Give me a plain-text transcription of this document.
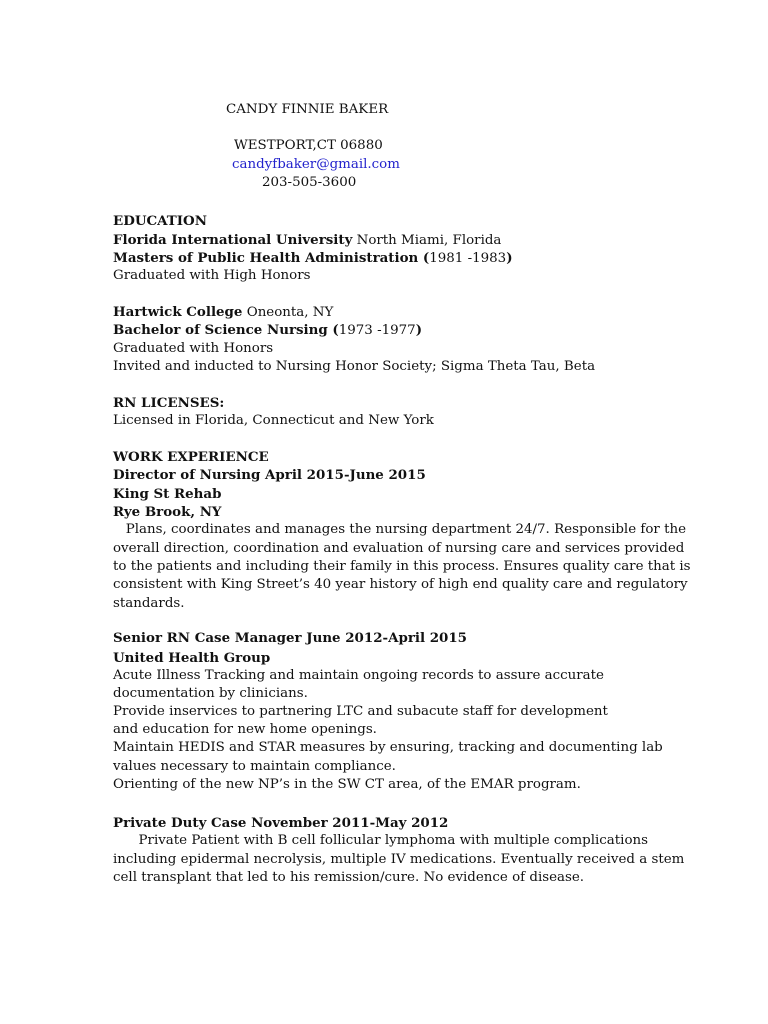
CANDY FINNIE BAKER
WESTPORT,CT 06880
candyfbaker@gmail.com
203-505-3600
EDUCATION
Florida International University North Miami, Florida
Masters of Public Health Administration (1981 -1983)
Graduated with High Honors
Hartwick College Oneonta, NY
Bachelor of Science Nursing (1973 -1977)
Graduated with Honors
Invited and inducted to Nursing Honor Society; Sigma Theta Tau, Beta
RN LICENSES:
Licensed in Florida, Connecticut and New York
WORK EXPERIENCE
Director of Nursing April 2015-June 2015
King St Rehab
Rye Brook, NY
Plans, coordinates and manages the nursing department 24/7. Responsible for the
overall direction, coordination and evaluation of nursing care and services provided
to the patients and including their family in this process. Ensures quality care that is
consistent with King Street’s 40 year history of high end quality care and regulatory
standards.
Senior RN Case Manager June 2012-April 2015
United Health Group
Acute Illness Tracking and maintain ongoing records to assure accurate
documentation by clinicians.
Provide inservices to partnering LTC and subacute staff for development
and education for new home openings.
Maintain HEDIS and STAR measures by ensuring, tracking and documenting lab
values necessary to maintain compliance.
Orienting of the new NP’s in the SW CT area, of the EMAR program.
Private Duty Case November 2011-May 2012
Private Patient with B cell follicular lymphoma with multiple complications
including epidermal necrolysis, multiple IV medications. Eventually received a stem
cell transplant that led to his remission/cure. No evidence of disease.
_ _ _ _
Retype the data shown above exactly, excluding any picture it contains.

Written response:
Give me a plain-text transcription of this document.
CANDY FINNIE BAKER
WESTPORT,CT 06880
candyfbaker@gmail.com
203-505-3600
EDUCATION
Florida International University North Miami, Florida
Masters of Public Health Administration (1981 -1983)
Graduated with High Honors
Hartwick College Oneonta, NY
Bachelor of Science Nursing (1973 -1977)
Graduated with Honors
Invited and inducted to Nursing Honor Society; Sigma Theta Tau, Beta
RN LICENSES:
Licensed in Florida, Connecticut and New York
WORK EXPERIENCE
Director of Nursing April 2015-June 2015
King St Rehab
Rye Brook, NY
Plans, coordinates and manages the nursing department 24/7. Responsible for the
overall direction, coordination and evaluation of nursing care and services provided
to the patients and including their family in this process. Ensures quality care that is
consistent with King Street’s 40 year history of high end quality care and regulatory
standards.
Senior RN Case Manager June 2012-April 2015
United Health Group
Acute Illness Tracking and maintain ongoing records to assure accurate
documentation by clinicians.
Provide inservices to partnering LTC and subacute staff for development
and education for new home openings.
Maintain HEDIS and STAR measures by ensuring, tracking and documenting lab
values necessary to maintain compliance.
Orienting of the new NP’s in the SW CT area, of the EMAR program.
Private Duty Case November 2011-May 2012
Private Patient with B cell follicular lymphoma with multiple complications
including epidermal necrolysis, multiple IV medications. Eventually received a stem
cell transplant that led to his remission/cure. No evidence of disease.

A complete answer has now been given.